Work instructions
Look at the entries below and reproduce them exactly.

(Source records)
************

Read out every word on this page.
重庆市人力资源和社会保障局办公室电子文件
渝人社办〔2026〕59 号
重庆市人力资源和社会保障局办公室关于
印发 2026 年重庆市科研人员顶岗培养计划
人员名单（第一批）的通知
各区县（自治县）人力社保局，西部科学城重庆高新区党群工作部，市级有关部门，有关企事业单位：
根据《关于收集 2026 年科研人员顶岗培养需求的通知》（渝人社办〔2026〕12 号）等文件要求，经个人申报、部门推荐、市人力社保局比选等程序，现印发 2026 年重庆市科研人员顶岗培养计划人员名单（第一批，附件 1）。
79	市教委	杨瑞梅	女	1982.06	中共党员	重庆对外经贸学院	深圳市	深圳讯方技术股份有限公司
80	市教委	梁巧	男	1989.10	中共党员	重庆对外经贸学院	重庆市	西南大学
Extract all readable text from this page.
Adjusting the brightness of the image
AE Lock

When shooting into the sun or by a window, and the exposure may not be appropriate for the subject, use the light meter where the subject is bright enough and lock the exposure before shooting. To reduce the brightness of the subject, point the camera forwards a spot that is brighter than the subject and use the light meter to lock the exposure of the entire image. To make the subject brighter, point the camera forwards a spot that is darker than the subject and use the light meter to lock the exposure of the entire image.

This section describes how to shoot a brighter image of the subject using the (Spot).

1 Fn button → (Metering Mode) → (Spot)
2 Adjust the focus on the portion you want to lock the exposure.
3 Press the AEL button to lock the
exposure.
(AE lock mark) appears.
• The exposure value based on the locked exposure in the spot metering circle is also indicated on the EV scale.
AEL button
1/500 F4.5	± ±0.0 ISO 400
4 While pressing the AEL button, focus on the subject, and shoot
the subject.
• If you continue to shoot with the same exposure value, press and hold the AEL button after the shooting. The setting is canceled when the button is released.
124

************

Exercise response
Read out every word on this page.
重庆市人力资源和社会保障局办公室电子文件
渝人社办〔2026〕59 号
重庆市人力资源和社会保障局办公室关于
印发 2026 年重庆市科研人员顶岗培养计划
人员名单（第一批）的通知
各区县（自治县）人力社保局，西部科学城重庆高新区党群工作部，市级有关部门，有关企事业单位：
根据《关于收集 2026 年科研人员顶岗培养需求的通知》（渝人社办〔2026〕12 号）等文件要求，经个人申报、部门推荐、市人力社保局比选等程序，现印发 2026 年重庆市科研人员顶岗培养计划人员名单（第一批，附件 1）。
79	市教委	杨瑞梅	女	1982.06	中共党员	重庆对外经贸学院	深圳市	深圳讯方技术股份有限公司
80	市教委	梁巧	男	1989.10	中共党员	重庆对外经贸学院	重庆市	西南大学
Extract all readable text from this page.
Adjusting the brightness of the image
AE Lock

When shooting into the sun or by a window, and the exposure may not be appropriate for the subject, use the light meter where the subject is bright enough and lock the exposure before shooting. To reduce the brightness of the subject, point the camera forwards a spot that is brighter than the subject and use the light meter to lock the exposure of the entire image. To make the subject brighter, point the camera forwards a spot that is darker than the subject and use the light meter to lock the exposure of the entire image.

This section describes how to shoot a brighter image of the subject using the (Spot).

1 Fn button → (Metering Mode) → (Spot)
2 Adjust the focus on the portion you want to lock the exposure.
3 Press the AEL button to lock the
exposure.
(AE lock mark) appears.
• The exposure value based on the locked exposure in the spot metering circle is also indicated on the EV scale.
AEL button
1/500 F4.5	± ±0.0 ISO 400
4 While pressing the AEL button, focus on the subject, and shoot
the subject.
• If you continue to shoot with the same exposure value, press and hold the AEL button after the shooting. The setting is canceled when the button is released.
124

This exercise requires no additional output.